• [Directions]
Each line that holds the word "Nennleistung" should be returned.

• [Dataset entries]
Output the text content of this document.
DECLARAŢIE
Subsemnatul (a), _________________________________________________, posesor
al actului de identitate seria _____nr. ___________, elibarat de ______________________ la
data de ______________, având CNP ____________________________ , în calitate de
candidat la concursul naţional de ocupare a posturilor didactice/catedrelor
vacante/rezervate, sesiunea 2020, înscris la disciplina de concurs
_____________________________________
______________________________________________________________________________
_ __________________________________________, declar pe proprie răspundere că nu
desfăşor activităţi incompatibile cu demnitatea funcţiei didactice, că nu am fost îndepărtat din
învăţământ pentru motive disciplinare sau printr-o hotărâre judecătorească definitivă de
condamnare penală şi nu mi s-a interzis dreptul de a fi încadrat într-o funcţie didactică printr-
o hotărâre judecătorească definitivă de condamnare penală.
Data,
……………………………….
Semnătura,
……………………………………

---

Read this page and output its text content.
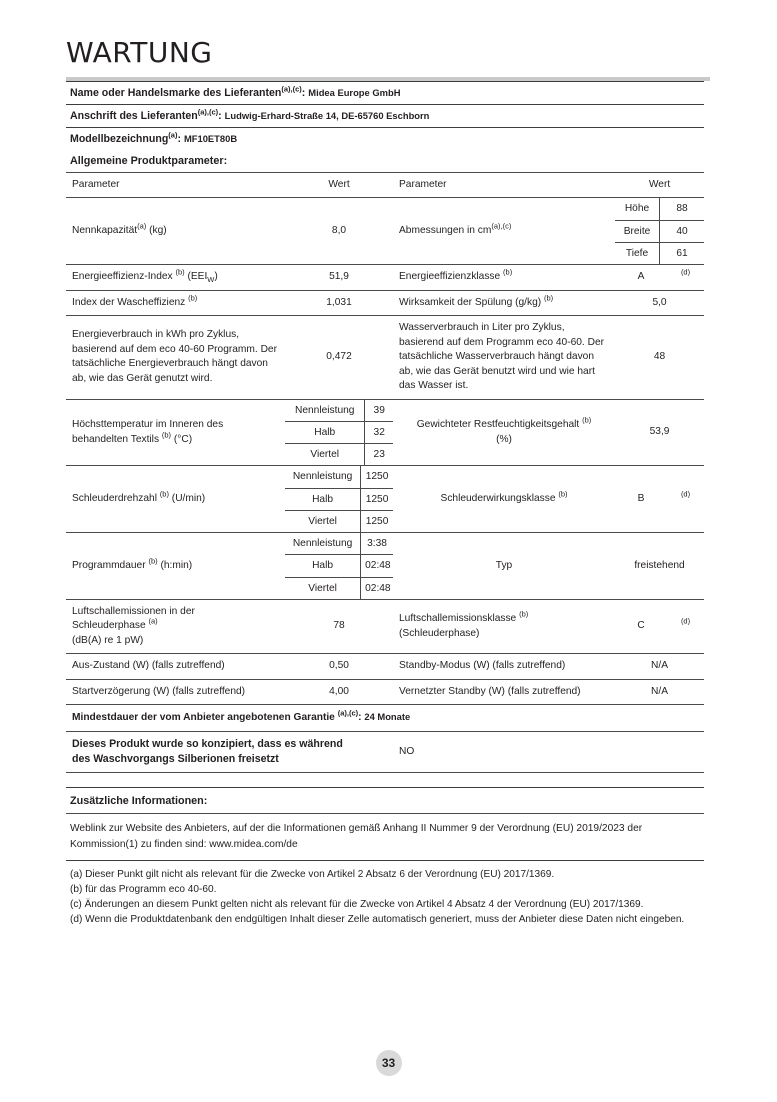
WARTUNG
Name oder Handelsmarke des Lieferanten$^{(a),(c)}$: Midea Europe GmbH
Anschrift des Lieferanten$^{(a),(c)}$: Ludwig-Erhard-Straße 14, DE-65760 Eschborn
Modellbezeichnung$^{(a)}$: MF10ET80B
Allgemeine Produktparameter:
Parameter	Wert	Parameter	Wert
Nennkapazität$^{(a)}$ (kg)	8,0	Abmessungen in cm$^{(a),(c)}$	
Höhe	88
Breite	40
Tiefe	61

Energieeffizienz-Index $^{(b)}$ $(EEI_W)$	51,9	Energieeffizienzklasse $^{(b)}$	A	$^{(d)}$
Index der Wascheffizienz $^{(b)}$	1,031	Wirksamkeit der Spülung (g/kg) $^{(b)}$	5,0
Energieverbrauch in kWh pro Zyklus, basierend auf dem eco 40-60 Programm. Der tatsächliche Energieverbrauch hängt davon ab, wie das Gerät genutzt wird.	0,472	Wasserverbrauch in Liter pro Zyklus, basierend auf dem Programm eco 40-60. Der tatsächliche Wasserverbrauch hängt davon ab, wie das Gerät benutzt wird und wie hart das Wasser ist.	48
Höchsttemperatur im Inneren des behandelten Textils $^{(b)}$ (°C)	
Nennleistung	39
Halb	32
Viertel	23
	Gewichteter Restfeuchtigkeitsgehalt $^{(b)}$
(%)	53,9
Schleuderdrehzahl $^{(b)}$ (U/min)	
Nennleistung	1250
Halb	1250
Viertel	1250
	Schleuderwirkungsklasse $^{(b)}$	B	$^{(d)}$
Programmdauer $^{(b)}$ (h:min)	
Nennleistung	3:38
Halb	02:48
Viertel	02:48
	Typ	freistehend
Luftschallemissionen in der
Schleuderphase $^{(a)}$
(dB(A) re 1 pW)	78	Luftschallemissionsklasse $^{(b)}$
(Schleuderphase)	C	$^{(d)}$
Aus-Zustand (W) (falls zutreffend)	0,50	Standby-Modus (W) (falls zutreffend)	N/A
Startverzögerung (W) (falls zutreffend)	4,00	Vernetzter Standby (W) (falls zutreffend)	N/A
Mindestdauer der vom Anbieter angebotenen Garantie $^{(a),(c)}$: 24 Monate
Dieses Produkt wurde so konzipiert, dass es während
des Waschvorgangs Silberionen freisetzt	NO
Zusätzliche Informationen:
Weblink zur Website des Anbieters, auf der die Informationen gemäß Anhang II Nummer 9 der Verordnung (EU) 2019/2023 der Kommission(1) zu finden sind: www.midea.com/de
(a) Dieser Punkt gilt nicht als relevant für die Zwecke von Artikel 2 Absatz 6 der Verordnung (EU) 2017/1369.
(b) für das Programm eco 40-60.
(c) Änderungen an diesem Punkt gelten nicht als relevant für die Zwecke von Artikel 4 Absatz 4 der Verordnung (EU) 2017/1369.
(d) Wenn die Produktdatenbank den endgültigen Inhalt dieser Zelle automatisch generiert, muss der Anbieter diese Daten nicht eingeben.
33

• [Answer in full]
Nennleistung	39
Nennleistung	1250
Nennleistung	3:38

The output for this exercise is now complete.